# START OF ENTRIES SHOWN

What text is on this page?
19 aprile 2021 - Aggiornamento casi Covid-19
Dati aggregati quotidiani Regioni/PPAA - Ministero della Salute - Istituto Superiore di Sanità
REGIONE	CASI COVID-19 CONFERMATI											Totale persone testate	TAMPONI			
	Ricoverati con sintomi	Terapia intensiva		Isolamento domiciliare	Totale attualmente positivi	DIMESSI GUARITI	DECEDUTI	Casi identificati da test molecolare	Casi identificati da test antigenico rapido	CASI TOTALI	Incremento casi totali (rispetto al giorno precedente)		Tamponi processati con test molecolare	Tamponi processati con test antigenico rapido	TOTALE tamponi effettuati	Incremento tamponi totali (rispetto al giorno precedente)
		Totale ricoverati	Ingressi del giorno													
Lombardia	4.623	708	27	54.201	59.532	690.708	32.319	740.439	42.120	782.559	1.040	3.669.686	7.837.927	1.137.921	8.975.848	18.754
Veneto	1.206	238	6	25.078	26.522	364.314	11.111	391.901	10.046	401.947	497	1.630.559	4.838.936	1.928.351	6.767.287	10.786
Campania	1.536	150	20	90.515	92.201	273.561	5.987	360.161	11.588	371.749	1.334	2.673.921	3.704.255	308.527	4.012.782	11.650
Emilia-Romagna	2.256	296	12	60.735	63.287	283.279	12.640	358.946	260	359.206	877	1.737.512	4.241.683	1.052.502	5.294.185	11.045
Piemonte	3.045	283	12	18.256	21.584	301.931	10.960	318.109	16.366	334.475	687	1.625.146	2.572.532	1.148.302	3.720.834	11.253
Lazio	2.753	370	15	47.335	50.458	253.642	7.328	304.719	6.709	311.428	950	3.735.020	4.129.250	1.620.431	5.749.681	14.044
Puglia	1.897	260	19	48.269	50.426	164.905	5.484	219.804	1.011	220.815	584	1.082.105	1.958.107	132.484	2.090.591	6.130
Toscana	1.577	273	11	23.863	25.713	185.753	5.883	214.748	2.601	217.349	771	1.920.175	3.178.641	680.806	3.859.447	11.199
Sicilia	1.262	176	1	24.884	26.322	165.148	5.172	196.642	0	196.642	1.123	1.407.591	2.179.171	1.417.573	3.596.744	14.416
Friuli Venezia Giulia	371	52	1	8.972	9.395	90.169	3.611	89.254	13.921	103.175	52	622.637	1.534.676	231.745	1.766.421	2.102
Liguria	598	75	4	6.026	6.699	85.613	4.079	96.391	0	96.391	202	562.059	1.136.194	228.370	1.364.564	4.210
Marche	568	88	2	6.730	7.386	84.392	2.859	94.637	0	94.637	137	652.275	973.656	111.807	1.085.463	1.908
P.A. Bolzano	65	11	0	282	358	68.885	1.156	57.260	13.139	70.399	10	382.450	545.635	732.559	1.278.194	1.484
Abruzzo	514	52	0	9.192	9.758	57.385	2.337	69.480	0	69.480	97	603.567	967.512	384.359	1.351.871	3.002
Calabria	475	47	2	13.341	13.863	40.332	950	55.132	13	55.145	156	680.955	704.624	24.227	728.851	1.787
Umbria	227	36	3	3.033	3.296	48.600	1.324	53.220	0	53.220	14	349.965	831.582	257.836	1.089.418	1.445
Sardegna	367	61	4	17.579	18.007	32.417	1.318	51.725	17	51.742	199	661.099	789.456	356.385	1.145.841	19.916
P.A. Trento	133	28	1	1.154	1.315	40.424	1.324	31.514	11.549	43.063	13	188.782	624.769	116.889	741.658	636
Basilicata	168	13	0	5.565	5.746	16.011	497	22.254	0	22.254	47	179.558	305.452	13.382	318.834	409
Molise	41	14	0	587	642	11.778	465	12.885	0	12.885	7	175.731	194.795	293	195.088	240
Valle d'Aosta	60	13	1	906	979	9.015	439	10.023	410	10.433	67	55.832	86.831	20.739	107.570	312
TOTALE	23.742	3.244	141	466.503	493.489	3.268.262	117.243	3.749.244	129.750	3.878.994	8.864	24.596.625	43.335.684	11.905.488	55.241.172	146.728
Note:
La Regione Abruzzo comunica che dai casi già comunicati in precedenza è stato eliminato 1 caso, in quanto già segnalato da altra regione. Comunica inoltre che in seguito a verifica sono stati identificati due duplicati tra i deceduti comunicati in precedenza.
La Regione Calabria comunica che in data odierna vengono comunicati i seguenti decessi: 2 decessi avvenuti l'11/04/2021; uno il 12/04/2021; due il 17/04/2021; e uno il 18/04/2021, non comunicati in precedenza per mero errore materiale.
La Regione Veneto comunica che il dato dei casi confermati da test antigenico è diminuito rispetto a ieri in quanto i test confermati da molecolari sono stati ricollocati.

# END OF ENTRIES SHOWN

◆ EXERCISE AIM ◆
Nothing in the listing may be changed; retype it all exactly.

◆ THE OUTPUT ◆
What text is on this page?
19 aprile 2021 - Aggiornamento casi Covid-19
Dati aggregati quotidiani Regioni/PPAA - Ministero della Salute - Istituto Superiore di Sanità
REGIONE	CASI COVID-19 CONFERMATI											Totale persone testate	TAMPONI			
	Ricoverati con sintomi	Terapia intensiva		Isolamento domiciliare	Totale attualmente positivi	DIMESSI GUARITI	DECEDUTI	Casi identificati da test molecolare	Casi identificati da test antigenico rapido	CASI TOTALI	Incremento casi totali (rispetto al giorno precedente)		Tamponi processati con test molecolare	Tamponi processati con test antigenico rapido	TOTALE tamponi effettuati	Incremento tamponi totali (rispetto al giorno precedente)
		Totale ricoverati	Ingressi del giorno													
Lombardia	4.623	708	27	54.201	59.532	690.708	32.319	740.439	42.120	782.559	1.040	3.669.686	7.837.927	1.137.921	8.975.848	18.754
Veneto	1.206	238	6	25.078	26.522	364.314	11.111	391.901	10.046	401.947	497	1.630.559	4.838.936	1.928.351	6.767.287	10.786
Campania	1.536	150	20	90.515	92.201	273.561	5.987	360.161	11.588	371.749	1.334	2.673.921	3.704.255	308.527	4.012.782	11.650
Emilia-Romagna	2.256	296	12	60.735	63.287	283.279	12.640	358.946	260	359.206	877	1.737.512	4.241.683	1.052.502	5.294.185	11.045
Piemonte	3.045	283	12	18.256	21.584	301.931	10.960	318.109	16.366	334.475	687	1.625.146	2.572.532	1.148.302	3.720.834	11.253
Lazio	2.753	370	15	47.335	50.458	253.642	7.328	304.719	6.709	311.428	950	3.735.020	4.129.250	1.620.431	5.749.681	14.044
Puglia	1.897	260	19	48.269	50.426	164.905	5.484	219.804	1.011	220.815	584	1.082.105	1.958.107	132.484	2.090.591	6.130
Toscana	1.577	273	11	23.863	25.713	185.753	5.883	214.748	2.601	217.349	771	1.920.175	3.178.641	680.806	3.859.447	11.199
Sicilia	1.262	176	1	24.884	26.322	165.148	5.172	196.642	0	196.642	1.123	1.407.591	2.179.171	1.417.573	3.596.744	14.416
Friuli Venezia Giulia	371	52	1	8.972	9.395	90.169	3.611	89.254	13.921	103.175	52	622.637	1.534.676	231.745	1.766.421	2.102
Liguria	598	75	4	6.026	6.699	85.613	4.079	96.391	0	96.391	202	562.059	1.136.194	228.370	1.364.564	4.210
Marche	568	88	2	6.730	7.386	84.392	2.859	94.637	0	94.637	137	652.275	973.656	111.807	1.085.463	1.908
P.A. Bolzano	65	11	0	282	358	68.885	1.156	57.260	13.139	70.399	10	382.450	545.635	732.559	1.278.194	1.484
Abruzzo	514	52	0	9.192	9.758	57.385	2.337	69.480	0	69.480	97	603.567	967.512	384.359	1.351.871	3.002
Calabria	475	47	2	13.341	13.863	40.332	950	55.132	13	55.145	156	680.955	704.624	24.227	728.851	1.787
Umbria	227	36	3	3.033	3.296	48.600	1.324	53.220	0	53.220	14	349.965	831.582	257.836	1.089.418	1.445
Sardegna	367	61	4	17.579	18.007	32.417	1.318	51.725	17	51.742	199	661.099	789.456	356.385	1.145.841	19.916
P.A. Trento	133	28	1	1.154	1.315	40.424	1.324	31.514	11.549	43.063	13	188.782	624.769	116.889	741.658	636
Basilicata	168	13	0	5.565	5.746	16.011	497	22.254	0	22.254	47	179.558	305.452	13.382	318.834	409
Molise	41	14	0	587	642	11.778	465	12.885	0	12.885	7	175.731	194.795	293	195.088	240
Valle d'Aosta	60	13	1	906	979	9.015	439	10.023	410	10.433	67	55.832	86.831	20.739	107.570	312
TOTALE	23.742	3.244	141	466.503	493.489	3.268.262	117.243	3.749.244	129.750	3.878.994	8.864	24.596.625	43.335.684	11.905.488	55.241.172	146.728
Note:
La Regione Abruzzo comunica che dai casi già comunicati in precedenza è stato eliminato 1 caso, in quanto già segnalato da altra regione. Comunica inoltre che in seguito a verifica sono stati identificati due duplicati tra i deceduti comunicati in precedenza.
La Regione Calabria comunica che in data odierna vengono comunicati i seguenti decessi: 2 decessi avvenuti l'11/04/2021; uno il 12/04/2021; due il 17/04/2021; e uno il 18/04/2021, non comunicati in precedenza per mero errore materiale.
La Regione Veneto comunica che il dato dei casi confermati da test antigenico è diminuito rispetto a ieri in quanto i test confermati da molecolari sono stati ricollocati.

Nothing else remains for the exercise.